- **Page excerpt**:
Once the defendant produces sufficient evidence conclusively establishing his right to summary judgment, the burden of proof shifts to the plaintiff to present evidence sufficient to raise a fact issue. Centeq Realty, Inc. v. Siegler, 899 S.W.2d 195, 197 (Tex. 1995) (citing “Moore” Burger, Inc. v. Phillips Petroleum Co., 492 S.W.2d 934, 936–37 (Tex. 1972)). In deciding whether there is a disputed issue of material fact precluding summary judgment, “evidence favorable to the non-movant will be taken as true” and “[e]very reasonable inference must be indulged in favor of the non-movant and any doubts resolved in its favor.” Nixon, 690 S.W.2d at 548–49.
I. Breach of fiduciary duty claim
In her second and third issues, Muske contends that the trial court erred in granting summary judgment because the evidence raises a fact issue on whether Menke owed her a fiduciary duty. To recover under a cause of action for breach of fiduciary duty, a plaintiff must show that the defendant owed her a fiduciary duty and breached that duty, and that the breach proximately caused her damages. See, e.g., Plotkin v. Joekel, 304 S.W.3d 455, 479 (Tex. App.—Houston [1st Dist.] 2009, pet. denied). Muske and Menke do not have the kind of special relationship that gives rise to a fiduciary duty, such as an attorney-client or trustee-beneficiary relationship. See, e.g., Johnson v. Brewer & Pritchard, P.C., 73 S.W.3d 193, 199 (Tex. 2002). Absent a special relationship, co-tenants do not owe each other a fiduciary duty. Scott v Scruggs, 836 S.W.2d 278, 282 (Tex. App.—Texarkana 1992, writ denied). Muske also alleged that she and Menke were partners, but absent other evidence of an agreement, their joint dealings in leasing their undivided interests in Live Oaks do not transform their co-tenancy into a partnership. See Tex. Bus. Orgs. Code Ann. § 152.052(b)(2) (West Supp. 2010).
Muske primarily relies on her lifelong family friendship with Menke as the source of his alleged fiduciary duty to her. “An informal fiduciary duty may arise from a moral, social, domestic or purely personal relationship of trust and confidence, generally called a confidential relationship.” Assoc. Indem. Corp. v. CAT Contracting, Inc., 964 S.W.2d 276, 287 (Tex. 1998). This duty is not lightly created. Id. at 288. “To impose an informal fiduciary duty in a business transaction, the special relationship of trust and confidence must exist prior to, and apart from, the agreement made the basis of the suit.” Id. “[M]ere subjective trust does not . . . transform arm’s-length dealing into fiduciary relationship.” Schlumberger Tech. Corp. v. Swanson, 959 S.W.2d 171, 177 (Tex. 1997). “Although . . . the existence of a confidential relationship is ordinarily a question of fact, when the issue is one of no evidence, it becomes a question of law.” Crim Truck & Tractor Co. v. Navistar Int’l Transp. Corp., 823 S.W.2d 591, 594 (Tex. 1992).

- **Job 1**:
Decide whether each statement below agrees with the court opinion excerpt. Answer yes or no for each and quote the words of the excerpt that settle it.
(a) Co-tenants owe each other a fiduciary duty even when no special relationship exists.
(b) Muske's main basis for the alleged fiduciary duty is her lifelong family friendship with Menke.
(c) An informal fiduciary duty is easily created.
- **Job 2**: Summarize the court opinion excerpt in two sentences.
- **Job 3**: Reproduce word for word the stretch of the court opinion excerpt from "Once the defendant" through "S.W.2d at 548–49.".

- **Information supplied**:
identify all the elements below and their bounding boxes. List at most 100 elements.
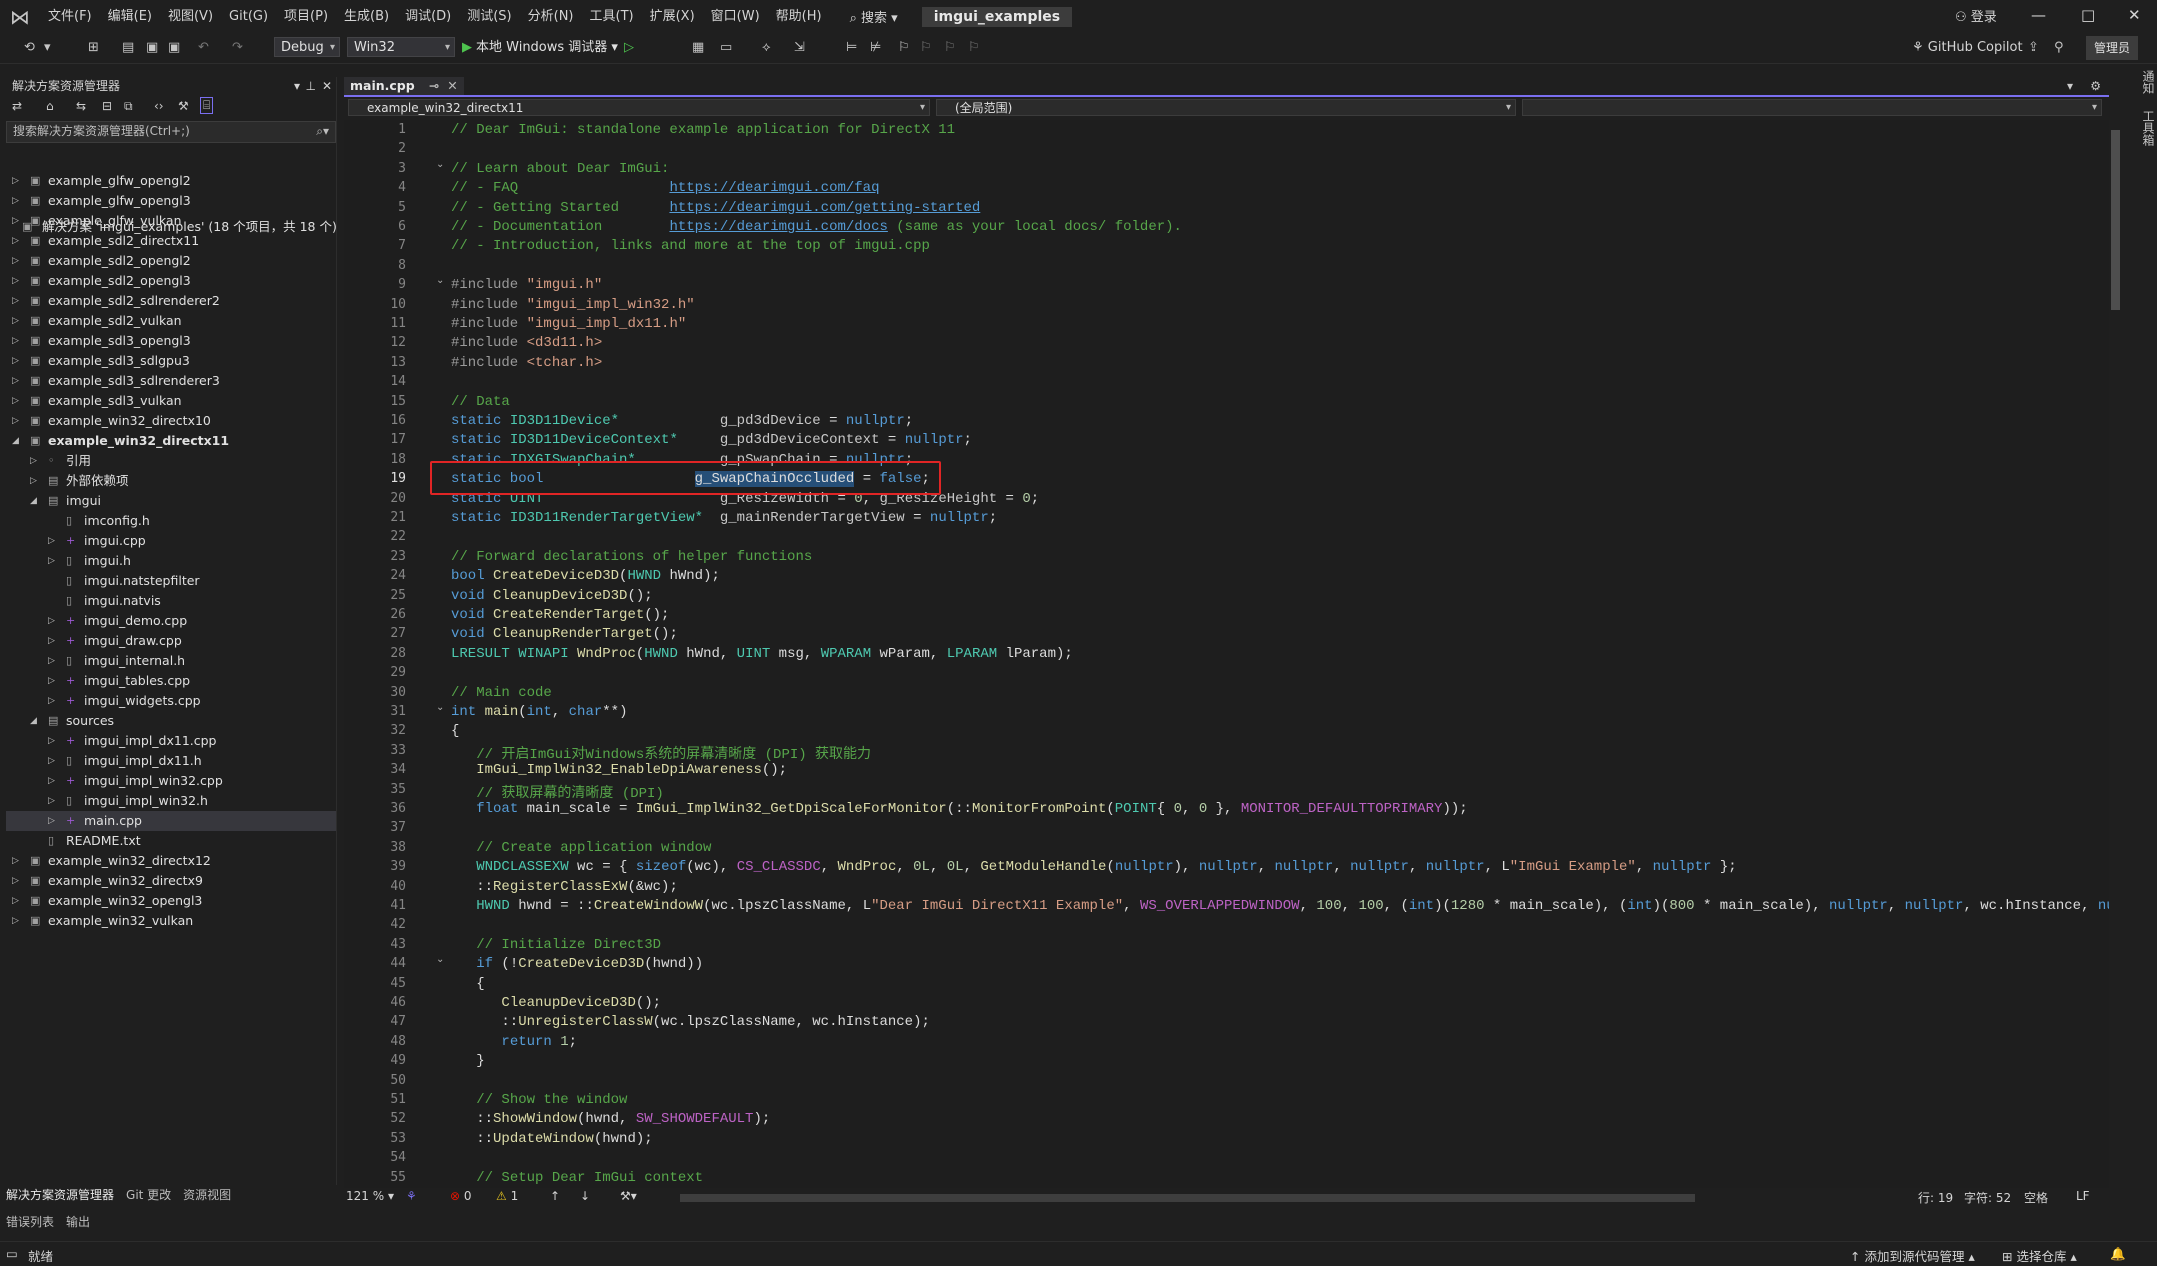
- tree-item[interactable]: ▷ ▣ example_sdl2_opengl3: [6, 271, 336, 291]
- toolbox-tab[interactable]: 工具箱: [2141, 110, 2155, 146]
- tree-item[interactable]: ▷ ◦ 引用: [6, 451, 336, 471]
- tree-item[interactable]: ▷ ▣ example_sdl2_directx11: [6, 231, 336, 251]
- collapsed-arrow-icon[interactable]: ▷: [12, 851, 19, 871]
- bookmark-clear-icon[interactable]: ⚐: [968, 38, 980, 58]
- project-dropdown[interactable]: example_win32_directx11: [348, 99, 930, 116]
- collapsed-arrow-icon[interactable]: ▷: [12, 871, 19, 891]
- new-project-icon[interactable]: ⊞: [88, 38, 99, 58]
- panel-tab[interactable]: 资源视图: [183, 1186, 231, 1204]
- output-tab[interactable]: 错误列表: [6, 1213, 54, 1231]
- forward-icon[interactable]: ▾: [44, 38, 51, 58]
- code-editor[interactable]: 1 2 3 4 5 6 7 8 9 10 11 12 13 14 15 16 17 18 19 20 21 22 23 24 2…: [344, 120, 2109, 1188]
- collapsed-arrow-icon[interactable]: ▷: [12, 891, 19, 911]
- minimize-button[interactable]: —: [2031, 6, 2046, 24]
- tree-item[interactable]: ▷ ▣ example_sdl2_vulkan: [6, 311, 336, 331]
- menu-item[interactable]: 视图(V): [160, 0, 221, 33]
- uncomment-icon[interactable]: ⊭: [870, 38, 881, 58]
- expanded-arrow-icon[interactable]: ◢: [30, 711, 37, 731]
- config-dropdown[interactable]: Debug: [274, 37, 340, 58]
- tree-item[interactable]: ▯ imgui.natvis: [6, 591, 336, 611]
- collapsed-arrow-icon[interactable]: ▷: [48, 611, 55, 631]
- panel-tab[interactable]: Git 更改: [126, 1186, 171, 1204]
- collapsed-arrow-icon[interactable]: ▷: [48, 671, 55, 691]
- code-icon[interactable]: ‹›: [154, 99, 164, 113]
- menu-item[interactable]: Git(G): [221, 0, 276, 33]
- save-all-icon[interactable]: ▣: [168, 38, 180, 58]
- bookmark-prev-icon[interactable]: ⚐: [920, 38, 932, 58]
- tree-item[interactable]: ▷ ▣ example_win32_vulkan: [6, 911, 336, 931]
- collapsed-arrow-icon[interactable]: ▷: [12, 331, 19, 351]
- tree-item[interactable]: ▷ ▣ example_win32_directx9: [6, 871, 336, 891]
- start-without-debug-icon[interactable]: ▷: [624, 38, 634, 58]
- tree-item[interactable]: ▷ ▣ example_sdl3_opengl3: [6, 331, 336, 351]
- collapsed-arrow-icon[interactable]: ▷: [12, 911, 19, 931]
- share-icon[interactable]: ⇪: [2028, 38, 2039, 58]
- maximize-button[interactable]: □: [2081, 6, 2095, 24]
- fold-toggle-icon[interactable]: ⌄: [436, 954, 444, 965]
- collapsed-arrow-icon[interactable]: ▷: [12, 171, 19, 191]
- menu-item[interactable]: 扩展(X): [642, 0, 703, 33]
- tree-item[interactable]: ▯ imgui.natstepfilter: [6, 571, 336, 591]
- fold-toggle-icon[interactable]: ⌄: [436, 702, 444, 713]
- comment-icon[interactable]: ⊨: [846, 38, 857, 58]
- pin-tab-icon[interactable]: ⊸: [429, 78, 439, 93]
- menu-item[interactable]: 测试(S): [459, 0, 519, 33]
- home-icon[interactable]: ⌂: [46, 99, 54, 113]
- redo-icon[interactable]: ↷: [232, 38, 243, 58]
- feedback-icon[interactable]: ⚲: [2054, 38, 2064, 58]
- tree-item[interactable]: ▷ + imgui_draw.cpp: [6, 631, 336, 651]
- fold-toggle-icon[interactable]: ⌄: [436, 159, 444, 170]
- fold-toggle-icon[interactable]: ⌄: [436, 275, 444, 286]
- tab-main-cpp[interactable]: main.cpp ⊸ ✕: [344, 77, 464, 95]
- tree-item[interactable]: ▯ README.txt: [6, 831, 336, 851]
- collapsed-arrow-icon[interactable]: ▷: [12, 291, 19, 311]
- bookmark-icon[interactable]: ⚐: [898, 38, 910, 58]
- tree-item[interactable]: ◢ ▤ imgui: [6, 491, 336, 511]
- menu-item[interactable]: 调试(D): [397, 0, 459, 33]
- back-icon[interactable]: ⟲: [24, 38, 35, 58]
- eol-indicator[interactable]: LF: [2076, 1189, 2090, 1203]
- notifications-tab[interactable]: 通知: [2141, 70, 2155, 94]
- collapsed-arrow-icon[interactable]: ▷: [48, 751, 55, 771]
- collapsed-arrow-icon[interactable]: ▷: [48, 811, 55, 831]
- copilot-status-icon[interactable]: ⚘: [406, 1189, 417, 1203]
- tree-item[interactable]: ▷ + imgui_tables.cpp: [6, 671, 336, 691]
- collapsed-arrow-icon[interactable]: ▷: [12, 271, 19, 291]
- output-tab[interactable]: 输出: [66, 1213, 90, 1231]
- collapsed-arrow-icon[interactable]: ▷: [48, 651, 55, 671]
- layout-icon[interactable]: ▭: [720, 38, 732, 58]
- collapsed-arrow-icon[interactable]: ▷: [30, 451, 37, 471]
- cleanup-icon[interactable]: ⚒▾: [620, 1189, 637, 1203]
- pin-icon[interactable]: ⊥: [306, 77, 316, 95]
- tree-item[interactable]: ▷ ▯ imgui_impl_dx11.h: [6, 751, 336, 771]
- bookmark-next-icon[interactable]: ⚐: [944, 38, 956, 58]
- tree-item[interactable]: ▷ ▣ example_win32_directx10: [6, 411, 336, 431]
- vertical-scrollbar[interactable]: [2109, 120, 2123, 1188]
- tree-item[interactable]: ▷ ▣ example_glfw_opengl3: [6, 191, 336, 211]
- tree-item[interactable]: ▷ + imgui_impl_dx11.cpp: [6, 731, 336, 751]
- tree-item[interactable]: ▷ ▯ imgui_impl_win32.h: [6, 791, 336, 811]
- tree-item[interactable]: ▷ + imgui_demo.cpp: [6, 611, 336, 631]
- expanded-arrow-icon[interactable]: ◢: [30, 491, 37, 511]
- next-issue-icon[interactable]: ↓: [580, 1189, 590, 1203]
- github-copilot-button[interactable]: ⚘ GitHub Copilot: [1912, 38, 2023, 58]
- tree-item[interactable]: ▯ imconfig.h: [6, 511, 336, 531]
- menu-item[interactable]: 文件(F): [40, 0, 100, 33]
- scrollbar-thumb[interactable]: [2111, 130, 2120, 310]
- scope-dropdown[interactable]: (全局范围): [936, 99, 1516, 116]
- collapsed-arrow-icon[interactable]: ▷: [30, 471, 37, 491]
- prev-issue-icon[interactable]: ↑: [550, 1189, 560, 1203]
- close-tab-icon[interactable]: ✕: [447, 78, 457, 93]
- undo-icon[interactable]: ↶: [198, 38, 209, 58]
- collapsed-arrow-icon[interactable]: ▷: [48, 771, 55, 791]
- collapsed-arrow-icon[interactable]: ▷: [12, 251, 19, 271]
- admin-badge[interactable]: 管理员: [2086, 36, 2139, 60]
- collapsed-arrow-icon[interactable]: ▷: [12, 191, 19, 211]
- tab-list-icon[interactable]: ▾: [2067, 79, 2073, 93]
- notification-bell-icon[interactable]: 🔔: [2110, 1246, 2126, 1262]
- zoom-level[interactable]: 121 % ▾: [346, 1189, 394, 1203]
- close-button[interactable]: ✕: [2128, 6, 2141, 24]
- collapsed-arrow-icon[interactable]: ▷: [48, 531, 55, 551]
- menu-item[interactable]: 分析(N): [520, 0, 582, 33]
- properties-icon[interactable]: ⚒: [178, 99, 189, 113]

- **Written solution 1**:
(a) No. "Absent a special relationship, co-tenants do not owe each other a fiduciary duty."
(b) Yes. "Muske primarily relies on her lifelong family friendship with Menke as the source of his alleged fiduciary duty to her."
(c) No. "This duty is not lightly created."

- **Written solution 2**: Once a defendant establishes a right to summary judgment, the plaintiff must present evidence raising a fact issue, and in reviewing that evidence, doubts are resolved in the non-movant's favor. Muske argues that Menke owed her a fiduciary duty, but the two lack a formal special relationship, co-tenancy alone does not create such a duty, and an informal duty requires a relationship of trust that existed prior to and apart from the agreement at issue.

- **Written solution 3**:
Once the defendant produces sufficient evidence conclusively establishing his right to summary judgment, the burden of proof shifts to the plaintiff to present evidence sufficient to raise a fact issue. Centeq Realty, Inc. v. Siegler, 899 S.W.2d 195, 197 (Tex. 1995) (citing “Moore” Burger, Inc. v. Phillips Petroleum Co., 492 S.W.2d 934, 936–37 (Tex. 1972)). In deciding whether there is a disputed issue of material fact precluding summary judgment, “evidence favorable to the non-movant will be taken as true” and “[e]very reasonable inference must be indulged in favor of the non-movant and any doubts resolved in its favor.” Nixon, 690 S.W.2d at 548–49.